#### Exercise aim
Find how many lines in the data below mention "this". Give the number only.

──────────

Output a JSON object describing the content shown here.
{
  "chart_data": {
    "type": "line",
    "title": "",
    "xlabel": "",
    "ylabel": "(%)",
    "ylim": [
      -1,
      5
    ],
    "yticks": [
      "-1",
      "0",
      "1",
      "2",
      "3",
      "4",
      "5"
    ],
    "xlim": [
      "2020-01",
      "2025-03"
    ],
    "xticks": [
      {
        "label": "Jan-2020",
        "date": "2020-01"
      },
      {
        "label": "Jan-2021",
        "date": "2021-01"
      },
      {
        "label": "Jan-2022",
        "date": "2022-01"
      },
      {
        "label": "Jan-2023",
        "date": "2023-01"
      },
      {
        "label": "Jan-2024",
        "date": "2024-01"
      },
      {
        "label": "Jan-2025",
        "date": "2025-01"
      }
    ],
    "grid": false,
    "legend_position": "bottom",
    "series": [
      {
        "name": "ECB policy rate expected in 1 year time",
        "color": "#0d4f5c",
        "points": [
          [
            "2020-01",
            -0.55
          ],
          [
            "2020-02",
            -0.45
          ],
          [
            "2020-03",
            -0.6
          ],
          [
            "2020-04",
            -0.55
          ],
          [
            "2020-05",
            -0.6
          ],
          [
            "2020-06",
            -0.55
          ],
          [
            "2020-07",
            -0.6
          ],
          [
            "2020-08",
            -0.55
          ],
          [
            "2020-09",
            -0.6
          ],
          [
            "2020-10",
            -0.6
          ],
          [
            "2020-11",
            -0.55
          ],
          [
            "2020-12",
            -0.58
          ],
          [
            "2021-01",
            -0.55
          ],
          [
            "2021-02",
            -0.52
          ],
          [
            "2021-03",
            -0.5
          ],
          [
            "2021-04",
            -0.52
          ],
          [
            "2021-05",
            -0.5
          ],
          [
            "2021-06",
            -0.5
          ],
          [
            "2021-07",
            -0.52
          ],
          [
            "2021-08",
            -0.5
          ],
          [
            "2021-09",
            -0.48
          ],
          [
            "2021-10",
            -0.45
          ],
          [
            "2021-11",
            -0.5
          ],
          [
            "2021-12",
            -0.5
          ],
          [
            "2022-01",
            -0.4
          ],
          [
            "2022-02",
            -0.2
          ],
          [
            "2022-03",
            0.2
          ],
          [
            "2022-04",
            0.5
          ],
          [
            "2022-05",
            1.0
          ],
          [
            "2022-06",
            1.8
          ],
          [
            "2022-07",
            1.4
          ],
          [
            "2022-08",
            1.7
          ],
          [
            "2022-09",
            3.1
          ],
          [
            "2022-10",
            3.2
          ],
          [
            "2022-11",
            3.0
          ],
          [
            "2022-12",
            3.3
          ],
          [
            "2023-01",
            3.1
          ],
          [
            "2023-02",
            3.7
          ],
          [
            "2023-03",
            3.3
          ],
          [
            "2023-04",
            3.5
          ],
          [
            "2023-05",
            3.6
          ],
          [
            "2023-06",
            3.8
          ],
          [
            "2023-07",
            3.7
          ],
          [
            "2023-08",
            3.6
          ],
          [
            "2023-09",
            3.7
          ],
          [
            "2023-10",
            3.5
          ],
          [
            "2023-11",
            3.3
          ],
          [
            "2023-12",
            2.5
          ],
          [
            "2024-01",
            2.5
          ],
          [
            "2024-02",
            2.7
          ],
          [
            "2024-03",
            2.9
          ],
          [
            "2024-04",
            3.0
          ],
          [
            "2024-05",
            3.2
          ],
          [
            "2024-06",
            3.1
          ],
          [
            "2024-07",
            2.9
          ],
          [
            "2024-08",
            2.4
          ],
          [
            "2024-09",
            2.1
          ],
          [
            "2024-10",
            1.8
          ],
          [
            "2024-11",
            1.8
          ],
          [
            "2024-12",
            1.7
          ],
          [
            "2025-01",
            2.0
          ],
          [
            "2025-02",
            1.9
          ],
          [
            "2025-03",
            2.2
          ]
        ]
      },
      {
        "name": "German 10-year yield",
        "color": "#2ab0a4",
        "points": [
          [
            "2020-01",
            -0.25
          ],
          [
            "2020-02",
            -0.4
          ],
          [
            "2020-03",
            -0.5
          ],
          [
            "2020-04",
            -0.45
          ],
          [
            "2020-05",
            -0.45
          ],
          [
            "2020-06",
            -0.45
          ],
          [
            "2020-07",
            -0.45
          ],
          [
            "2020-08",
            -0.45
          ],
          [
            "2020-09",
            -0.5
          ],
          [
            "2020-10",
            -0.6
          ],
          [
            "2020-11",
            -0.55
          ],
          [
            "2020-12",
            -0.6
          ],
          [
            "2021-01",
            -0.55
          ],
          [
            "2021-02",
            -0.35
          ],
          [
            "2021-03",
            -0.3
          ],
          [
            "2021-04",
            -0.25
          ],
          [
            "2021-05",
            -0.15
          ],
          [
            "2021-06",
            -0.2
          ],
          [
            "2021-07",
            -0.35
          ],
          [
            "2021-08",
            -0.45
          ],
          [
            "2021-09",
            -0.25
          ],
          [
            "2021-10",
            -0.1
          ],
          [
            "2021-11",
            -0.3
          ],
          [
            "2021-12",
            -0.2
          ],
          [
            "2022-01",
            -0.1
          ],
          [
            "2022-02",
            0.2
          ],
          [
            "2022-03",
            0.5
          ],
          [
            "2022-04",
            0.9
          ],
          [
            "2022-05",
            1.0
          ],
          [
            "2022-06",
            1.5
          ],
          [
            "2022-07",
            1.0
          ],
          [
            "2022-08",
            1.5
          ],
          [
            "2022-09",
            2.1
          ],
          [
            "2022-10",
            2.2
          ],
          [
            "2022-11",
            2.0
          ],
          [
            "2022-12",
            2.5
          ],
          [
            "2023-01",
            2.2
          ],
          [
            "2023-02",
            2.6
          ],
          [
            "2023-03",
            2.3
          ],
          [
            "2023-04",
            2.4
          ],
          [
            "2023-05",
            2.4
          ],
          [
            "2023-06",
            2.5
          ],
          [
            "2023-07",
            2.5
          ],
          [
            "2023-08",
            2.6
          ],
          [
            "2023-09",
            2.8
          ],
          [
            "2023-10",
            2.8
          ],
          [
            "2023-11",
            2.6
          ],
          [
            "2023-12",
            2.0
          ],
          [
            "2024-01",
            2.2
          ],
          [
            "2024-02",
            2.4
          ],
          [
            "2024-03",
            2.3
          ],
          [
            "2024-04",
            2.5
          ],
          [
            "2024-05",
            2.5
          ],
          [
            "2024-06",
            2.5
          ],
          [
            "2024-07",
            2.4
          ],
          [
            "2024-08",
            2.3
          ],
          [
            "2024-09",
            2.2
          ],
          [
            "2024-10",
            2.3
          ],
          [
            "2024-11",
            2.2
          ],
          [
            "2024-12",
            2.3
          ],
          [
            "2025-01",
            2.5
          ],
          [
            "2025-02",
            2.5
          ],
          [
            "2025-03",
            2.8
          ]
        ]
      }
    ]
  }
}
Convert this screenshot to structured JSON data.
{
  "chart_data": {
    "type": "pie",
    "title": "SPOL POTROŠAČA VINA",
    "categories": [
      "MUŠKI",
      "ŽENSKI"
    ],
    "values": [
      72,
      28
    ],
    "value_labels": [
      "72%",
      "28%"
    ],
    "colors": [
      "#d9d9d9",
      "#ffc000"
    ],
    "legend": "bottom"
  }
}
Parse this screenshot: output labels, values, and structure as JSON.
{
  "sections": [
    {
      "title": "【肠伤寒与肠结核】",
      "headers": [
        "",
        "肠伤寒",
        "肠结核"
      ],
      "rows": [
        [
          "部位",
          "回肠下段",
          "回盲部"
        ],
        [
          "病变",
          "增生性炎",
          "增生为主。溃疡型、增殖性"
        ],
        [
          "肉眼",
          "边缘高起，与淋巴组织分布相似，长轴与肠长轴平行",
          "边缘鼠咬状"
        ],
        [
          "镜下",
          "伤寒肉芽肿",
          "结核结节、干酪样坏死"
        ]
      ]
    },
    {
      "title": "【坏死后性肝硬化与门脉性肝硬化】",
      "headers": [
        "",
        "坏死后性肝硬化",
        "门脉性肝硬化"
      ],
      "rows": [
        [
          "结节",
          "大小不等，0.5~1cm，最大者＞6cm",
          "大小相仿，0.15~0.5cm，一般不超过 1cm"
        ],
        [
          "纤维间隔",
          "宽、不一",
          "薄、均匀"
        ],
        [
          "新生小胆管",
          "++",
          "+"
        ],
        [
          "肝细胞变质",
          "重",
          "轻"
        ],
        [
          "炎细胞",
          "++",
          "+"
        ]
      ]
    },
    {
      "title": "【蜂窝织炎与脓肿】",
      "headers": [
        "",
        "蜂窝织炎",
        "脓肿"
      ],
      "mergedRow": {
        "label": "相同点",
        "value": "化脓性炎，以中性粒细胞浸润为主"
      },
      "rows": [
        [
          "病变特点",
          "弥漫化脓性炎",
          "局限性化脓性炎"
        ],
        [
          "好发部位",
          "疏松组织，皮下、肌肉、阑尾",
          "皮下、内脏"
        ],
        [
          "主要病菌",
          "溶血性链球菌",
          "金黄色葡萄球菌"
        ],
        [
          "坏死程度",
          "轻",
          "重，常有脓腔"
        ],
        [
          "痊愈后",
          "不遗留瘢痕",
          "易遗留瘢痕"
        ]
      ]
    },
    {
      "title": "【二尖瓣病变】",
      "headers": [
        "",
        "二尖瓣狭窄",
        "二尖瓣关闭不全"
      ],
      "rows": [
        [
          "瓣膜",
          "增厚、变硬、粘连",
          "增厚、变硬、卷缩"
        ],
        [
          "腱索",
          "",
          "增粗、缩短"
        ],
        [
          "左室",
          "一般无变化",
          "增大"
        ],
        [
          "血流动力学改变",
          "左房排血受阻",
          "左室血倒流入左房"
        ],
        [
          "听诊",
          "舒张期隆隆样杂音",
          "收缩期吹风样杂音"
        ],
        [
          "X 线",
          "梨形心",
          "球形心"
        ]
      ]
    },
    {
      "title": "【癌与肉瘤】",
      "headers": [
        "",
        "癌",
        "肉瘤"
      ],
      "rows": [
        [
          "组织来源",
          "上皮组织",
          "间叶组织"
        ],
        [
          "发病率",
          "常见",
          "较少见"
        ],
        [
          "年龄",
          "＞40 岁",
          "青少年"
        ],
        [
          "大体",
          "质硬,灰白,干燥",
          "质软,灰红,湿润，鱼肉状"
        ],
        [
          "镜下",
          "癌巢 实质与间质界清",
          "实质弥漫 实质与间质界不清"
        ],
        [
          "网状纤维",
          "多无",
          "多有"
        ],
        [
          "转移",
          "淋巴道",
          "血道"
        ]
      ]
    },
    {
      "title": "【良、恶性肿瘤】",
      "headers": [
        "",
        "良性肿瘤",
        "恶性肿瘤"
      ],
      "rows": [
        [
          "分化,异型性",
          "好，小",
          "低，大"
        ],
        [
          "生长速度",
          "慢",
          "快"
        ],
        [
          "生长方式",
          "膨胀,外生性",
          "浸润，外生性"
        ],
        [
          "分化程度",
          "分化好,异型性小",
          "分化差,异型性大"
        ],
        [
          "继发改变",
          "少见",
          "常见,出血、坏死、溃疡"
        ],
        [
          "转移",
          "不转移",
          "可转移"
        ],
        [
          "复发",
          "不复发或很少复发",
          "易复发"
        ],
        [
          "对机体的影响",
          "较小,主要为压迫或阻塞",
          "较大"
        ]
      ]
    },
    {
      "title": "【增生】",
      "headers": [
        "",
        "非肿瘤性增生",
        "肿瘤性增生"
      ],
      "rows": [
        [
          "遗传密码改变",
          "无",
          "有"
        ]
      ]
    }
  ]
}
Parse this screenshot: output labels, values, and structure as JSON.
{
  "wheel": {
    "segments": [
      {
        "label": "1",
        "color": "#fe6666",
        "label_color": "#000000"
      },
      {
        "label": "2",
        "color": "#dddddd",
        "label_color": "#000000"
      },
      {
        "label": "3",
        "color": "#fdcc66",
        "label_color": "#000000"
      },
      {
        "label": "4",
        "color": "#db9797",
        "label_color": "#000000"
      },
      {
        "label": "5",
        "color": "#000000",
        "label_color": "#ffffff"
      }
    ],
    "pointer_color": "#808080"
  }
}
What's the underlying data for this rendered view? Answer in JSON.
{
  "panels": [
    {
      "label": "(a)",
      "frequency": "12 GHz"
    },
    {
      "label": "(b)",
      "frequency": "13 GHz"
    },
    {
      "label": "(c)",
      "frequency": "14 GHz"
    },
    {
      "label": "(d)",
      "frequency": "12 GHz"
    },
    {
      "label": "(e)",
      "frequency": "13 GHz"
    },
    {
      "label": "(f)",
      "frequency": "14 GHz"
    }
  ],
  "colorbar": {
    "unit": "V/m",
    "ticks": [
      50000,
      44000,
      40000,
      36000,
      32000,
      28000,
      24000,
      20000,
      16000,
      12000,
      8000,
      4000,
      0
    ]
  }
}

──────────

#### Correct output
4